(Entries taken from a collection)

════════════════════

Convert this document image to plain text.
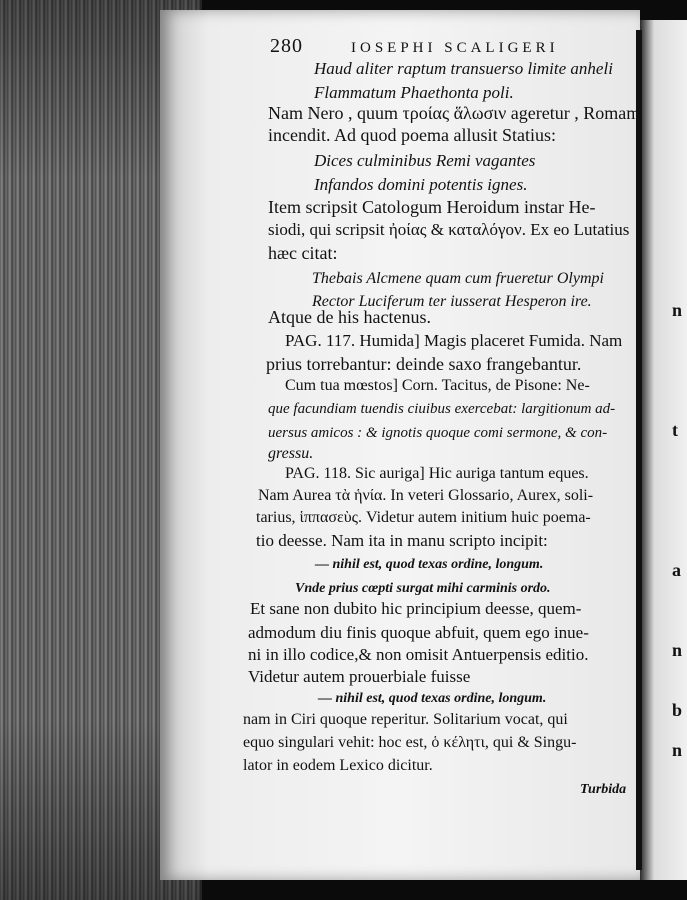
n
t
a
n
b
n
280	IOSEPHI SCALIGERI
Haud aliter raptum transuerso limite anheli
Flammatum Phaethonta poli.
Nam Nero , quum τροίας ἅλωσιν ageretur , Romam
incendit. Ad quod poema allusit Statius:
Dices culminibus Remi vagantes
Infandos domini potentis ignes.
Item scripsit Catologum Heroidum instar He-
siodi, qui scripsit ἠοίας & καταλόγον. Ex eo Lutatius
hæc citat:
Thebais Alcmene quam cum frueretur Olympi
Rector Luciferum ter iusserat Hesperon ire.
Atque de his hactenus.
PAG. 117. Humida] Magis placeret Fumida. Nam
prius torrebantur: deinde saxo frangebantur.
Cum tua mœstos] Corn. Tacitus, de Pisone: Ne-
que facundiam tuendis ciuibus exercebat: largitionum ad-
uersus amicos : & ignotis quoque comi sermone, & con-
gressu.
PAG. 118. Sic auriga] Hic auriga tantum eques.
Nam Aurea τὰ ἡνία. In veteri Glossario, Aurex, soli-
tarius, ἱππασεὺς. Videtur autem initium huic poema-
tio deesse. Nam ita in manu scripto incipit:
— nihil est, quod texas ordine, longum.
Vnde prius cœpti surgat mihi carminis ordo.
Et sane non dubito hic principium deesse, quem-
admodum diu finis quoque abfuit, quem ego inue-
ni in illo codice,& non omisit Antuerpensis editio.
Videtur autem prouerbiale fuisse
— nihil est, quod texas ordine, longum.
nam in Ciri quoque reperitur. Solitarium vocat, qui
equo singulari vehit: hoc est, ὁ κέλητι, qui & Singu-
lator in eodem Lexico dicitur.
Turbida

════════════════════

* Directive
Quote every line word for word and keep the images out of the copy.

* Solution for this exercise
Convert this document image to plain text.
n
t
a
n
b
n
280	IOSEPHI SCALIGERI
Haud aliter raptum transuerso limite anheli
Flammatum Phaethonta poli.
Nam Nero , quum τροίας ἅλωσιν ageretur , Romam
incendit. Ad quod poema allusit Statius:
Dices culminibus Remi vagantes
Infandos domini potentis ignes.
Item scripsit Catologum Heroidum instar He-
siodi, qui scripsit ἠοίας & καταλόγον. Ex eo Lutatius
hæc citat:
Thebais Alcmene quam cum frueretur Olympi
Rector Luciferum ter iusserat Hesperon ire.
Atque de his hactenus.
PAG. 117. Humida] Magis placeret Fumida. Nam
prius torrebantur: deinde saxo frangebantur.
Cum tua mœstos] Corn. Tacitus, de Pisone: Ne-
que facundiam tuendis ciuibus exercebat: largitionum ad-
uersus amicos : & ignotis quoque comi sermone, & con-
gressu.
PAG. 118. Sic auriga] Hic auriga tantum eques.
Nam Aurea τὰ ἡνία. In veteri Glossario, Aurex, soli-
tarius, ἱππασεὺς. Videtur autem initium huic poema-
tio deesse. Nam ita in manu scripto incipit:
— nihil est, quod texas ordine, longum.
Vnde prius cœpti surgat mihi carminis ordo.
Et sane non dubito hic principium deesse, quem-
admodum diu finis quoque abfuit, quem ego inue-
ni in illo codice,& non omisit Antuerpensis editio.
Videtur autem prouerbiale fuisse
— nihil est, quod texas ordine, longum.
nam in Ciri quoque reperitur. Solitarium vocat, qui
equo singulari vehit: hoc est, ὁ κέλητι, qui & Singu-
lator in eodem Lexico dicitur.
Turbida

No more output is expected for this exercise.